▶ Brief:
In the records below, locate the line containing "Convert this screenshot"; output that line and every following line through the last, exactly.

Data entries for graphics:
########
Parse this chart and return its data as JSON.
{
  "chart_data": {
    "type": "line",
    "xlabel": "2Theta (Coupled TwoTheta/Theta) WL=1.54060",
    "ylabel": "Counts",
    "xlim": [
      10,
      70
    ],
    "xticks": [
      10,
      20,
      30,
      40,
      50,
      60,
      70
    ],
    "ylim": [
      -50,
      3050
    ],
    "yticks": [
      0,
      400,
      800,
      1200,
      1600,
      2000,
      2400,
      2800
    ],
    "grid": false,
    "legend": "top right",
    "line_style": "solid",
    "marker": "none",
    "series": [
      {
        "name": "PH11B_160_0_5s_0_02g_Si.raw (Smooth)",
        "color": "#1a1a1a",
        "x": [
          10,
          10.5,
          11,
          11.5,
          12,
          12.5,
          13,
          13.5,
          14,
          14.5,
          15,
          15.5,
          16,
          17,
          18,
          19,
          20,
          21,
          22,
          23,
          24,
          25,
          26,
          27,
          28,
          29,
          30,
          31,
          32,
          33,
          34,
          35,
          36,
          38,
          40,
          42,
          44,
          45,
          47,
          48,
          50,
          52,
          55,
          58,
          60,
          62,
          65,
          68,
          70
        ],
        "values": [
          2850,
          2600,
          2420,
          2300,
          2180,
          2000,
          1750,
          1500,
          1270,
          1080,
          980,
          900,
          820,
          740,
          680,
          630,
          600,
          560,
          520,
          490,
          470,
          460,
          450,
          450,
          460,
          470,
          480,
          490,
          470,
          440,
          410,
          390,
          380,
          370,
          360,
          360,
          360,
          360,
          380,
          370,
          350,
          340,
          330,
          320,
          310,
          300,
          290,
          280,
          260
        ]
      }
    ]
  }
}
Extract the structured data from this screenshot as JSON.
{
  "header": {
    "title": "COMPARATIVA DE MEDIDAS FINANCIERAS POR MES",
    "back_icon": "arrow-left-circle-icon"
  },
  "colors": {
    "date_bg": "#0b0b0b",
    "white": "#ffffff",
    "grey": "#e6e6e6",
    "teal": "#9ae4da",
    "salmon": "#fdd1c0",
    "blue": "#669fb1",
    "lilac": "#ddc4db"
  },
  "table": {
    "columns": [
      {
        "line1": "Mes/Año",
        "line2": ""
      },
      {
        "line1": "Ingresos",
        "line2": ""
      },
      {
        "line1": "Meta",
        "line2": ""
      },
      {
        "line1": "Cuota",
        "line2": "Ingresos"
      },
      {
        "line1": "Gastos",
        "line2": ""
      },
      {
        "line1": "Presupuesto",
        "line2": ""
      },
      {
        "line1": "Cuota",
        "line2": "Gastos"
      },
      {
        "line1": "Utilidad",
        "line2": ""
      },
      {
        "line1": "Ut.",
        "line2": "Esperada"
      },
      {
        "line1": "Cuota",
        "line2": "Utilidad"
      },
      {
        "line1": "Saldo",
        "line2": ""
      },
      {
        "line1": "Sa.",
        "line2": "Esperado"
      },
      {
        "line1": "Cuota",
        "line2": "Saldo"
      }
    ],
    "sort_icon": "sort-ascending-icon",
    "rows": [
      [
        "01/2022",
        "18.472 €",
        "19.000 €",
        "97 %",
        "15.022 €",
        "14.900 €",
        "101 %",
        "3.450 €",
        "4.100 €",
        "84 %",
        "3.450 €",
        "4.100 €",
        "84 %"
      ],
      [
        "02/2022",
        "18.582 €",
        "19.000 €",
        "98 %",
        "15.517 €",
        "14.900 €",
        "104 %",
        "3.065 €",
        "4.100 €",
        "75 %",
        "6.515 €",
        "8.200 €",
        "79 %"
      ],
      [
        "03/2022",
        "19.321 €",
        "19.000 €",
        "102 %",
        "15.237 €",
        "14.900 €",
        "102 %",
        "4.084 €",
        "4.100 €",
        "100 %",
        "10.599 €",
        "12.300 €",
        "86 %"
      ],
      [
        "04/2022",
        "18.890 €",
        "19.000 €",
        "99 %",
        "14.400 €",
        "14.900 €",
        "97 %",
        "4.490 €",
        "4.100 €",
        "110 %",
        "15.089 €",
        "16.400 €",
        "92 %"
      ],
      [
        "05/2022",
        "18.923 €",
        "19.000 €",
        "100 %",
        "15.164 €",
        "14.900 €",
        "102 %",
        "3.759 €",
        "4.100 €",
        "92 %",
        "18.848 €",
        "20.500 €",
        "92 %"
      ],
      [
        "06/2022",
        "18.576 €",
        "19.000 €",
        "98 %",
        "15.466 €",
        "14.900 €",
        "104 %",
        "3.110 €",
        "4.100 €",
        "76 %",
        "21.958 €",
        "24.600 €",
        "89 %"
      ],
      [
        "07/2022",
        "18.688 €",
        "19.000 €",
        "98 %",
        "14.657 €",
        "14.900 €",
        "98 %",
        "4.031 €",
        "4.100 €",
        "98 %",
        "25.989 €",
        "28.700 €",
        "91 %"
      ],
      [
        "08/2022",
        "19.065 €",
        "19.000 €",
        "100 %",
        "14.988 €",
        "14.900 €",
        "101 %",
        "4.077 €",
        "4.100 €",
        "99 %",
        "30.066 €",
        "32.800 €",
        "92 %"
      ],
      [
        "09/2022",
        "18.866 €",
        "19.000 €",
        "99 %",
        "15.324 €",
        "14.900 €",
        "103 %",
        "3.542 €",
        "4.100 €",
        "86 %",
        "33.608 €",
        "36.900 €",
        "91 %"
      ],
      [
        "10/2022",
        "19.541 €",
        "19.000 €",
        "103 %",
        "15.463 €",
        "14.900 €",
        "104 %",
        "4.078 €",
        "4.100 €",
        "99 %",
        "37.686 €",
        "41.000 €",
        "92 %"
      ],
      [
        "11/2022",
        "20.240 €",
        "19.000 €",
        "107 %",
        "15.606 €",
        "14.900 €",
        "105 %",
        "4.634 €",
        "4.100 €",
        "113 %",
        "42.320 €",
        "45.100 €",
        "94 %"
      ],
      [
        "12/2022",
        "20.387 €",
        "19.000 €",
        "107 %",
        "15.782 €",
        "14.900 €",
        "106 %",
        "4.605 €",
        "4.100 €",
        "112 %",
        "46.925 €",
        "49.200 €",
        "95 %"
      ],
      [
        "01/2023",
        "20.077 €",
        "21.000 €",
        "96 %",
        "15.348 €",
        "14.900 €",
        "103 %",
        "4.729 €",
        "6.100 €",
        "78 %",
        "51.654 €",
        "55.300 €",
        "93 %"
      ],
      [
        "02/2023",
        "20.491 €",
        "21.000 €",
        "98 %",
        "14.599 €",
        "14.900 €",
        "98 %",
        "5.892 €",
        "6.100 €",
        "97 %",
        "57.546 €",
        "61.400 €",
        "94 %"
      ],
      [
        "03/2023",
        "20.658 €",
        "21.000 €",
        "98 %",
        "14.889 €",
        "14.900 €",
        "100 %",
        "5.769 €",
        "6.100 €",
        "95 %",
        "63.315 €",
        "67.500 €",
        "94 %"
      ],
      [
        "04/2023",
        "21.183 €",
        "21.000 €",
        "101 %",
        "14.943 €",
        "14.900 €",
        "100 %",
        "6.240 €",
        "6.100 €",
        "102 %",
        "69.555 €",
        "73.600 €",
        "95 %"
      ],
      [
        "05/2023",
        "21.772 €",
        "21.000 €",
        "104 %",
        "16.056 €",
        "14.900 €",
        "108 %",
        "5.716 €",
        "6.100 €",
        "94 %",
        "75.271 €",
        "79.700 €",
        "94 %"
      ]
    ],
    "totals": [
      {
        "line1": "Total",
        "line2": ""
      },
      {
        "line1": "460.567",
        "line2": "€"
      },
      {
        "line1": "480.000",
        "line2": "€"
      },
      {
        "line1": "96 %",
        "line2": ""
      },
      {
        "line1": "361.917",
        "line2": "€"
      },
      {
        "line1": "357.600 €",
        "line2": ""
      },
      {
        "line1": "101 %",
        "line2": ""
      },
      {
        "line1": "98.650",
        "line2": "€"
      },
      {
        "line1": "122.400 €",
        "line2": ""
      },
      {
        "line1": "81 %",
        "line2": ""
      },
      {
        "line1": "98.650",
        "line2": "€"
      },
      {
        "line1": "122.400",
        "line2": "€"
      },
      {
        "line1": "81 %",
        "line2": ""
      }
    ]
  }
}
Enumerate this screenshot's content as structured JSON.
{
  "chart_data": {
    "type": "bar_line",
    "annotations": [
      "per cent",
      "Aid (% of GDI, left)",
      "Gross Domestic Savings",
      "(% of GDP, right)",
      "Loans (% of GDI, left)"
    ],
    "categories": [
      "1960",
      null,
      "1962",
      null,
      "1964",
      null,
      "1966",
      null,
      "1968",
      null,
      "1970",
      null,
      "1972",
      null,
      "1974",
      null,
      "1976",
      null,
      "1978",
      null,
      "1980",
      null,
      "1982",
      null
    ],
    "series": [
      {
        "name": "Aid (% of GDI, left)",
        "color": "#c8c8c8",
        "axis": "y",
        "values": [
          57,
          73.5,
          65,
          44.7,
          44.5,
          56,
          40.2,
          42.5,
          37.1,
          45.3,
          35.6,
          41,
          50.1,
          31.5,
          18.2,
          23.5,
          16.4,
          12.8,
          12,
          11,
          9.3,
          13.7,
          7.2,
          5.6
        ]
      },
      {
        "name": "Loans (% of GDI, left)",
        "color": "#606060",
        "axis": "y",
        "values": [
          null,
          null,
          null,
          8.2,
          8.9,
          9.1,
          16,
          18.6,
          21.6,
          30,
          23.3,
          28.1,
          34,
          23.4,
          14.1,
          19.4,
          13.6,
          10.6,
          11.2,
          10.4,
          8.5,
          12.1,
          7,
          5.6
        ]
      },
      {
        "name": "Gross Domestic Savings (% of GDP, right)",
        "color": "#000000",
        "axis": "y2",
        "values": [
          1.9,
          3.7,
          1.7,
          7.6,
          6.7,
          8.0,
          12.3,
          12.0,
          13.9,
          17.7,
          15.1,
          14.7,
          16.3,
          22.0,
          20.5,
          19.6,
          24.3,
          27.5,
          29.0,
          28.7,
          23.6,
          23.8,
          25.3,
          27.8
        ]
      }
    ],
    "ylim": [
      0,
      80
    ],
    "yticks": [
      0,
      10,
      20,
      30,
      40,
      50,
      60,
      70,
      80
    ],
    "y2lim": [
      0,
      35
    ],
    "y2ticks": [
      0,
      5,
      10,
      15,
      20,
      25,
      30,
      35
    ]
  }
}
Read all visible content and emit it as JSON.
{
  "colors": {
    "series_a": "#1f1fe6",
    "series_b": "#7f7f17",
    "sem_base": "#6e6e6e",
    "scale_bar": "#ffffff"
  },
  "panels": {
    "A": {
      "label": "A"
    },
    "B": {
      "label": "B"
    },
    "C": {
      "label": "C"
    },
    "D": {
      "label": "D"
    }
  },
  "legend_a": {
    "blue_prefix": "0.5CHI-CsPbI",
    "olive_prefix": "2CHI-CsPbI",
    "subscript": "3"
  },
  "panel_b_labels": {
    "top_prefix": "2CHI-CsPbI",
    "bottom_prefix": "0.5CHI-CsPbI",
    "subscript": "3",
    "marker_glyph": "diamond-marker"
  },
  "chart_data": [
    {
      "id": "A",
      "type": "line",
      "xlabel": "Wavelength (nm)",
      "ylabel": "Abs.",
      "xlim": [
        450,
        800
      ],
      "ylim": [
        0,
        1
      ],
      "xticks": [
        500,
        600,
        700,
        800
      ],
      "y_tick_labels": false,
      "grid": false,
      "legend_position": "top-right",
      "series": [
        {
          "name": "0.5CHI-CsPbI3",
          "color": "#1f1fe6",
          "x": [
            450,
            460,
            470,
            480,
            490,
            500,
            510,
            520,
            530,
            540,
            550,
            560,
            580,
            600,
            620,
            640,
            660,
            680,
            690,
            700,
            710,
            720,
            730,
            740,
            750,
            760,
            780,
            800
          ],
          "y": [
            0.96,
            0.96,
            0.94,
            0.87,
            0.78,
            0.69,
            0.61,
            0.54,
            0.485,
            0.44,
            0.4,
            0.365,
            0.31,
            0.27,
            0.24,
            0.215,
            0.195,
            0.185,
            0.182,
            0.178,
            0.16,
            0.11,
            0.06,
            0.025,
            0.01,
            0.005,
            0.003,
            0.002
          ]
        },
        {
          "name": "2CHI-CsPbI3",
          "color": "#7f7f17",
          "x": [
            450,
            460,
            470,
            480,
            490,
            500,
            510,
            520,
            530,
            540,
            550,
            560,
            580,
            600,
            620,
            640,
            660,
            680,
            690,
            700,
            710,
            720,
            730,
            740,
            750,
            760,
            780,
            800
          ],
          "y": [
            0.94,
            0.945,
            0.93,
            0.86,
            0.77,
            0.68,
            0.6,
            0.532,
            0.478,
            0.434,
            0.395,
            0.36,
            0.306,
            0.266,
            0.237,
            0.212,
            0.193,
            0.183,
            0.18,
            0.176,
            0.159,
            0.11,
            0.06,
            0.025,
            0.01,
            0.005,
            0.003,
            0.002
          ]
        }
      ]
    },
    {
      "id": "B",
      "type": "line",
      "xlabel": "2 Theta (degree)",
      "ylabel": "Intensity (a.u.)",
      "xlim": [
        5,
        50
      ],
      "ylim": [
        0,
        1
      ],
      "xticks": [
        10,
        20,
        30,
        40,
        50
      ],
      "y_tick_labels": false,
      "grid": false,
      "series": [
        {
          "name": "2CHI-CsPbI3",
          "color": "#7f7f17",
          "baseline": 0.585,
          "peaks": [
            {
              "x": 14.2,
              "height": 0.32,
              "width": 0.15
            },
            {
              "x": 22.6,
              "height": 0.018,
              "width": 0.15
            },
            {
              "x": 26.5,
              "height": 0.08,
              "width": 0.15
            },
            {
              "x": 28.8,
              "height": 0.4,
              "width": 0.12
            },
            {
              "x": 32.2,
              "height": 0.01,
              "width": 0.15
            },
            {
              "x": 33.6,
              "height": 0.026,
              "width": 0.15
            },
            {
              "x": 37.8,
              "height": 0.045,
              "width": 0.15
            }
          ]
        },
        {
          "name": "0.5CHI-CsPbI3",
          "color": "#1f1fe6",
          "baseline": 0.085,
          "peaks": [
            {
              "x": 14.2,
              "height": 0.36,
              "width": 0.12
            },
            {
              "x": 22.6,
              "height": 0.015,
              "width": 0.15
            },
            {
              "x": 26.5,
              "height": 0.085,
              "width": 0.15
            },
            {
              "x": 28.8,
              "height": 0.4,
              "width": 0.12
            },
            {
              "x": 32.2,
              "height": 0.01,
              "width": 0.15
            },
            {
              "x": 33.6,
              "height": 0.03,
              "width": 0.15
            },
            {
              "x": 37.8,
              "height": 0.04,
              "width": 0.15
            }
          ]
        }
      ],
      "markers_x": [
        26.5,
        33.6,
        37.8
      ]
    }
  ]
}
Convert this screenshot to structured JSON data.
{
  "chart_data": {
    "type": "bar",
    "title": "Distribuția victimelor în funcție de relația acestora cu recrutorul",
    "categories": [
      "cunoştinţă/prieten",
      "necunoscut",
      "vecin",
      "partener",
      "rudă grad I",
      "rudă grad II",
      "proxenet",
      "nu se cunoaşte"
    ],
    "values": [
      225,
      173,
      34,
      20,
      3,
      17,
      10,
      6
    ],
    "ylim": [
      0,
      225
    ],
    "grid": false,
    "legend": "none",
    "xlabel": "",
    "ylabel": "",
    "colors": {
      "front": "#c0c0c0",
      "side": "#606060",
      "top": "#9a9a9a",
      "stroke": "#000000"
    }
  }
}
########
▶ The answer:
Convert this screenshot to structured JSON data.
{
  "chart_data": {
    "type": "bar",
    "title": "Distribuția victimelor în funcție de relația acestora cu recrutorul",
    "categories": [
      "cunoştinţă/prieten",
      "necunoscut",
      "vecin",
      "partener",
      "rudă grad I",
      "rudă grad II",
      "proxenet",
      "nu se cunoaşte"
    ],
    "values": [
      225,
      173,
      34,
      20,
      3,
      17,
      10,
      6
    ],
    "ylim": [
      0,
      225
    ],
    "grid": false,
    "legend": "none",
    "xlabel": "",
    "ylabel": "",
    "colors": {
      "front": "#c0c0c0",
      "side": "#606060",
      "top": "#9a9a9a",
      "stroke": "#000000"
    }
  }
}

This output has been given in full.